### Exercise
Go through the listing and copy each line with the string "источником".

* START *

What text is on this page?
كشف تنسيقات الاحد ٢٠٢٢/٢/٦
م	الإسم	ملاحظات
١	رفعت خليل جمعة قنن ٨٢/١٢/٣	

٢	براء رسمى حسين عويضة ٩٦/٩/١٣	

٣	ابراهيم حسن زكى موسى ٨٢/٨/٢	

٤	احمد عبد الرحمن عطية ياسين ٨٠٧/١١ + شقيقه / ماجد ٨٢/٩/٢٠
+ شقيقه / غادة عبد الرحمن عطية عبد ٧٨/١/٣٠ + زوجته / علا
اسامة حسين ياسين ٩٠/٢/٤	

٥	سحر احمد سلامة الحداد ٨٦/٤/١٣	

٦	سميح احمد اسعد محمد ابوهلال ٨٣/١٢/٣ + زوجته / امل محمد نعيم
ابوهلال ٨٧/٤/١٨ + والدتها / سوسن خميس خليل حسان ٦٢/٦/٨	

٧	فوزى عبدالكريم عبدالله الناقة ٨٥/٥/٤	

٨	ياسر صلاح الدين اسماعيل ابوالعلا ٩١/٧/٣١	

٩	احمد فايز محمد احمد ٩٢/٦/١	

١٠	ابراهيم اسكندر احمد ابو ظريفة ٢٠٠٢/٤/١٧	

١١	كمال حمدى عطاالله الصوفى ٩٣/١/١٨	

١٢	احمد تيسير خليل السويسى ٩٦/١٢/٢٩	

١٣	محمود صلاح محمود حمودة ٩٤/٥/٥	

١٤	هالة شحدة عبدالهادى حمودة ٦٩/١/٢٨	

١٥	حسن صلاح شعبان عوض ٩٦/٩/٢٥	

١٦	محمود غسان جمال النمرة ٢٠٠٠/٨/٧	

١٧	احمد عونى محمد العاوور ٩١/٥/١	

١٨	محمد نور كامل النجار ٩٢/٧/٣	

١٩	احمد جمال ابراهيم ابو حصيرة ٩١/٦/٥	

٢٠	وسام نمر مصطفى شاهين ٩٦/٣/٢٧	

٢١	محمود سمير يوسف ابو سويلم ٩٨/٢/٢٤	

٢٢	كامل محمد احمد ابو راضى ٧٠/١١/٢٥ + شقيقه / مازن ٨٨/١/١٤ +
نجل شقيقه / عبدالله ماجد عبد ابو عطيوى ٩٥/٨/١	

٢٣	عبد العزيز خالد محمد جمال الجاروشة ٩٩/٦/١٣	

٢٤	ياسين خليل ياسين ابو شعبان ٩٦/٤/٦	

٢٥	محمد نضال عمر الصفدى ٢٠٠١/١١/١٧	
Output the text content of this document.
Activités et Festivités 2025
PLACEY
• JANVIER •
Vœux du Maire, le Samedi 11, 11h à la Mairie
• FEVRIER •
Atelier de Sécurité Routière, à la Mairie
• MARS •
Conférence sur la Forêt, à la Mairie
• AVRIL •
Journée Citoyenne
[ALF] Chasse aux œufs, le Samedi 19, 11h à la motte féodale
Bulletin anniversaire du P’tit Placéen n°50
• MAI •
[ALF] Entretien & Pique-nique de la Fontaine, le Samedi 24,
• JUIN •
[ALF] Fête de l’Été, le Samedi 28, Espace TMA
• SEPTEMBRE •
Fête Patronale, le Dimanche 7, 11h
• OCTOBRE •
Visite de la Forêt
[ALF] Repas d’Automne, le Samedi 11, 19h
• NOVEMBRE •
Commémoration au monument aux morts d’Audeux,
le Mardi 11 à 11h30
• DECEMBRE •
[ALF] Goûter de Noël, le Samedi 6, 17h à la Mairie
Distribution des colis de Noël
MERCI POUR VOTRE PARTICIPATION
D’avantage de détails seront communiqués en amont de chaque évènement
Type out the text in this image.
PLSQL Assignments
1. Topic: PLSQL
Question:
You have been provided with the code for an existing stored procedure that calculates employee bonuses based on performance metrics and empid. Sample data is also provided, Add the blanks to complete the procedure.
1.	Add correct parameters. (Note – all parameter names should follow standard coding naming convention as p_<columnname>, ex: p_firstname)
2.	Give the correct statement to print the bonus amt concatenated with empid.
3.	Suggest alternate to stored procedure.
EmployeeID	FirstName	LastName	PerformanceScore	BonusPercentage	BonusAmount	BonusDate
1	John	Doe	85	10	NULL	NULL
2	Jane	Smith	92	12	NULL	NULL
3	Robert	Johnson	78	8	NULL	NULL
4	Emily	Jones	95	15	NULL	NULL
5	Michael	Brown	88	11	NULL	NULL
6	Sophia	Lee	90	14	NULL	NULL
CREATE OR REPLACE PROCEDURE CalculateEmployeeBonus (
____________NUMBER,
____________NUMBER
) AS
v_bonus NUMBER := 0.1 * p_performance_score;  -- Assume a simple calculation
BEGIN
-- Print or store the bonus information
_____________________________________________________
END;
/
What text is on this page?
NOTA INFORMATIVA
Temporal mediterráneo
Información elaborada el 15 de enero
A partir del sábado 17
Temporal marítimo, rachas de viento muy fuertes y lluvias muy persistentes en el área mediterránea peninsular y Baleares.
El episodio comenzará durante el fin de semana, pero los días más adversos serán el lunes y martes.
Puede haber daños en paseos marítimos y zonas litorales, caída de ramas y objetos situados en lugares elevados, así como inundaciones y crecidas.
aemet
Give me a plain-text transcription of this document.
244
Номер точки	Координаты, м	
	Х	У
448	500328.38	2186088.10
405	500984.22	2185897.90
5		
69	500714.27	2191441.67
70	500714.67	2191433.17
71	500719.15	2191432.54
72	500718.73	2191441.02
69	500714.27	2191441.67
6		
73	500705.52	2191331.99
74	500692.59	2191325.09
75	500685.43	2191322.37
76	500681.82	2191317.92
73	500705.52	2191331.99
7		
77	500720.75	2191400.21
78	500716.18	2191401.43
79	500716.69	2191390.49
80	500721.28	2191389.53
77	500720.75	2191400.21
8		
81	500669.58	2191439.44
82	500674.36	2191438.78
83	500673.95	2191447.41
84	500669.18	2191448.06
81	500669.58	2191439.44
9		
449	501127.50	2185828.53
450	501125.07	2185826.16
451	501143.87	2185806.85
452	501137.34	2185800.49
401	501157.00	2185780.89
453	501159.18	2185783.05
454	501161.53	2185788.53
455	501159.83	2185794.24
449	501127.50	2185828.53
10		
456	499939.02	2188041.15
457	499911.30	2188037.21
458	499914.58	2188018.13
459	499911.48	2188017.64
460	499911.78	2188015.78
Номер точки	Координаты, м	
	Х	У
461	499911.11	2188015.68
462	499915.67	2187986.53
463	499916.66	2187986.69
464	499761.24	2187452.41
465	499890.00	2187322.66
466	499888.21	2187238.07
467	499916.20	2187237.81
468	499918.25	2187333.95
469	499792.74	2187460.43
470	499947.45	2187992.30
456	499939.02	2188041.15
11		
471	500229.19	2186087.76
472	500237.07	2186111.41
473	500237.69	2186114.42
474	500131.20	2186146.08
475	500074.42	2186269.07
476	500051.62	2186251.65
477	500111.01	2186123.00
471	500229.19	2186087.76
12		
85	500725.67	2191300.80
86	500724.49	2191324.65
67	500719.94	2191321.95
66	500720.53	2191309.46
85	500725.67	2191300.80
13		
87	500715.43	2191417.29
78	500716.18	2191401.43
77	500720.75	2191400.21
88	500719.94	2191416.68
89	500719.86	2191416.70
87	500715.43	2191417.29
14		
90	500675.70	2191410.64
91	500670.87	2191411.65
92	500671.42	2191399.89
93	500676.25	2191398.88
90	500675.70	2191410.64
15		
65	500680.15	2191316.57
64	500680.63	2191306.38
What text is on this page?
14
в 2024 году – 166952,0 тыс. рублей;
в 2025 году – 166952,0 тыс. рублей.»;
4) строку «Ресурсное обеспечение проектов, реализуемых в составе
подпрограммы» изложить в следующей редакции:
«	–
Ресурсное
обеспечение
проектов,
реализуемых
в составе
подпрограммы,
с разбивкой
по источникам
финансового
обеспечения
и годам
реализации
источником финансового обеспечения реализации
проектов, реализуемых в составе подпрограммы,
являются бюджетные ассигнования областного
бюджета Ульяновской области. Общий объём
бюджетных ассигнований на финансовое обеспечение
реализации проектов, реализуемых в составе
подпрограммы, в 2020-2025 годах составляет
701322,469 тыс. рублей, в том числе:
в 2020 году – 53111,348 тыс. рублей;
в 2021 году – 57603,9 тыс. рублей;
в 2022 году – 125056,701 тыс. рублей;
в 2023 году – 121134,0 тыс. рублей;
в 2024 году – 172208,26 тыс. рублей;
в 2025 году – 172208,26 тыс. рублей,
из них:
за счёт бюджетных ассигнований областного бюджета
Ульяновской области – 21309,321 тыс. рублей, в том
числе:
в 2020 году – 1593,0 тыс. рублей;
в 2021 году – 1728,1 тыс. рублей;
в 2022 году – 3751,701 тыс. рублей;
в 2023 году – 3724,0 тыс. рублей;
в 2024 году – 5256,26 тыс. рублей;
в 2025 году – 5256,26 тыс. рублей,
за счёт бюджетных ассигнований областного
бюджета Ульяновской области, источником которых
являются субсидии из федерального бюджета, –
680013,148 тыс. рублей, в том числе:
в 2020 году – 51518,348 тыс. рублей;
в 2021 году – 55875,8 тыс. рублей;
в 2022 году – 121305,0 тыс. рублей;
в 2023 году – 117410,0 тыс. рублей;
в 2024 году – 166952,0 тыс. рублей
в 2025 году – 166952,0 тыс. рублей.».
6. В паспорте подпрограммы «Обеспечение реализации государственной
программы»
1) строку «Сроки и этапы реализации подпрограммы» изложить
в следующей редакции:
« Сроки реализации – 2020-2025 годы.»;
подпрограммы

* END *

### Solution to this task
источником финансового обеспечения реализации
бюджета Ульяновской области, источником которых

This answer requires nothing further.